▶ Short problem:
Rewrite the lines of the material below, replacing every instance of "option-title" with "option-heading" and leaving everything else unchanged. Leave the pictures out of your answer.

---------- Records provided ----------

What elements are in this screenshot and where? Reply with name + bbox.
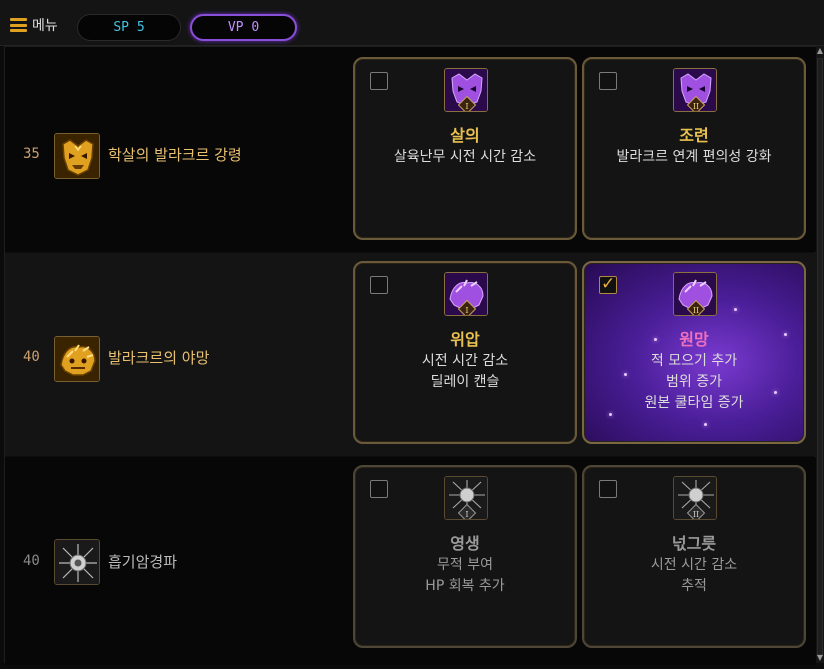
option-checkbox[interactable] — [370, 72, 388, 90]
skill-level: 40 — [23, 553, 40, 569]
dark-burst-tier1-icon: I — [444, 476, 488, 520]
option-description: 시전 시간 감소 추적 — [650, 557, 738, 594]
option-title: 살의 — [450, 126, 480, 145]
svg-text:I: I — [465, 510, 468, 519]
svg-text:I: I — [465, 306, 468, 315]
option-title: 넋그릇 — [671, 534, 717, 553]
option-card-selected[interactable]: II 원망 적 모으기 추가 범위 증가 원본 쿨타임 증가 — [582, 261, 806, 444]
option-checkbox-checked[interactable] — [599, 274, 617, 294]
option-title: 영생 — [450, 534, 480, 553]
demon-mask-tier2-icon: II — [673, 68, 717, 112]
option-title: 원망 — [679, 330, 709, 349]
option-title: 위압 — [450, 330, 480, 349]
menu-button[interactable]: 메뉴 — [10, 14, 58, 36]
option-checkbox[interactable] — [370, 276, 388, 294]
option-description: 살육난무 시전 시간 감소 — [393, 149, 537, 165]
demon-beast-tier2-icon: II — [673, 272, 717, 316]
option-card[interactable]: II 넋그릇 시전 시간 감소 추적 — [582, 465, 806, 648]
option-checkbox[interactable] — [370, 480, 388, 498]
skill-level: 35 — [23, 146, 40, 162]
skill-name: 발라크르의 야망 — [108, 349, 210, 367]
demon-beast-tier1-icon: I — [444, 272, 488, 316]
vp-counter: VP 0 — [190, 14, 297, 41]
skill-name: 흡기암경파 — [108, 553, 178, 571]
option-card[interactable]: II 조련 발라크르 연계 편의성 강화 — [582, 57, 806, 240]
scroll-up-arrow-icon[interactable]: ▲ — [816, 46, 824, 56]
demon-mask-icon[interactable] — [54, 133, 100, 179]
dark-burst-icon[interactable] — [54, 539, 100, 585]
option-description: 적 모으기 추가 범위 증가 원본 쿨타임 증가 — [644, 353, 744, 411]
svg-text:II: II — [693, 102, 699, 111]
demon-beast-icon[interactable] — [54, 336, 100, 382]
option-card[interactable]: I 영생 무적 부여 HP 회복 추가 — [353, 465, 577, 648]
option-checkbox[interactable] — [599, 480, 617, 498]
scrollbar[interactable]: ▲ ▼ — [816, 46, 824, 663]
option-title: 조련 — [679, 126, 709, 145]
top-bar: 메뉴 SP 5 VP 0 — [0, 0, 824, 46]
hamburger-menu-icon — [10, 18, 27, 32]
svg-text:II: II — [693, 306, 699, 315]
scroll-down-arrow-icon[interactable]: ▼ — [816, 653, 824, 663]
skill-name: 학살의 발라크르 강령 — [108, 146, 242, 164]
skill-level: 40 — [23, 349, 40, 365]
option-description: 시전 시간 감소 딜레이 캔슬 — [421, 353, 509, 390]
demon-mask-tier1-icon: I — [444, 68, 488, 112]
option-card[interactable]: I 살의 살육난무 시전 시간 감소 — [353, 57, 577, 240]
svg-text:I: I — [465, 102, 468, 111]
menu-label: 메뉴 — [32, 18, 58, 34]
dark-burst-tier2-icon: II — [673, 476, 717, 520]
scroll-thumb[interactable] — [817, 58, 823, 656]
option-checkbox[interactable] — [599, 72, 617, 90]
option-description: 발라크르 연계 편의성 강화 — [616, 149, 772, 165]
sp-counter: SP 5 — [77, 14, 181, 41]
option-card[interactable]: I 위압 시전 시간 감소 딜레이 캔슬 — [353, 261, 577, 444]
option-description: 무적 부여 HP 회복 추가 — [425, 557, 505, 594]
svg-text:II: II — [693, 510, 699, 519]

----------

▶ Exercise output:
What elements are in this screenshot and where? Reply with name + bbox.
option-checkbox[interactable] — [370, 72, 388, 90]
skill-level: 40 — [23, 553, 40, 569]
dark-burst-tier1-icon: I — [444, 476, 488, 520]
option-description: 시전 시간 감소 추적 — [650, 557, 738, 594]
option-heading: 살의 — [450, 126, 480, 145]
svg-text:I: I — [465, 510, 468, 519]
svg-text:I: I — [465, 306, 468, 315]
option-heading: 넋그릇 — [671, 534, 717, 553]
option-card-selected[interactable]: II 원망 적 모으기 추가 범위 증가 원본 쿨타임 증가 — [582, 261, 806, 444]
option-checkbox-checked[interactable] — [599, 274, 617, 294]
option-heading: 영생 — [450, 534, 480, 553]
demon-mask-tier2-icon: II — [673, 68, 717, 112]
option-heading: 원망 — [679, 330, 709, 349]
option-heading: 위압 — [450, 330, 480, 349]
menu-button[interactable]: 메뉴 — [10, 14, 58, 36]
option-checkbox[interactable] — [370, 276, 388, 294]
option-description: 살육난무 시전 시간 감소 — [393, 149, 537, 165]
demon-beast-tier2-icon: II — [673, 272, 717, 316]
option-card[interactable]: II 넋그릇 시전 시간 감소 추적 — [582, 465, 806, 648]
option-checkbox[interactable] — [370, 480, 388, 498]
skill-level: 35 — [23, 146, 40, 162]
skill-name: 발라크르의 야망 — [108, 349, 210, 367]
demon-beast-tier1-icon: I — [444, 272, 488, 316]
vp-counter: VP 0 — [190, 14, 297, 41]
skill-name: 흡기암경파 — [108, 553, 178, 571]
option-card[interactable]: II 조련 발라크르 연계 편의성 강화 — [582, 57, 806, 240]
scroll-up-arrow-icon[interactable]: ▲ — [816, 46, 824, 56]
demon-mask-icon[interactable] — [54, 133, 100, 179]
dark-burst-icon[interactable] — [54, 539, 100, 585]
option-description: 적 모으기 추가 범위 증가 원본 쿨타임 증가 — [644, 353, 744, 411]
svg-text:II: II — [693, 102, 699, 111]
demon-beast-icon[interactable] — [54, 336, 100, 382]
option-card[interactable]: I 영생 무적 부여 HP 회복 추가 — [353, 465, 577, 648]
option-checkbox[interactable] — [599, 480, 617, 498]
scrollbar[interactable]: ▲ ▼ — [816, 46, 824, 663]
option-heading: 조련 — [679, 126, 709, 145]
top-bar: 메뉴 SP 5 VP 0 — [0, 0, 824, 46]
hamburger-menu-icon — [10, 18, 27, 32]
svg-text:II: II — [693, 306, 699, 315]
scroll-down-arrow-icon[interactable]: ▼ — [816, 653, 824, 663]
skill-name: 학살의 발라크르 강령 — [108, 146, 242, 164]
skill-level: 40 — [23, 349, 40, 365]
option-description: 시전 시간 감소 딜레이 캔슬 — [421, 353, 509, 390]
demon-mask-tier1-icon: I — [444, 68, 488, 112]
option-card[interactable]: I 살의 살육난무 시전 시간 감소 — [353, 57, 577, 240]
svg-text:I: I — [465, 102, 468, 111]
menu-label: 메뉴 — [32, 18, 58, 34]
dark-burst-tier2-icon: II — [673, 476, 717, 520]
scroll-thumb[interactable] — [817, 58, 823, 656]
option-checkbox[interactable] — [599, 72, 617, 90]
option-description: 발라크르 연계 편의성 강화 — [616, 149, 772, 165]
sp-counter: SP 5 — [77, 14, 181, 41]
option-card[interactable]: I 위압 시전 시간 감소 딜레이 캔슬 — [353, 261, 577, 444]
option-description: 무적 부여 HP 회복 추가 — [425, 557, 505, 594]
svg-text:II: II — [693, 510, 699, 519]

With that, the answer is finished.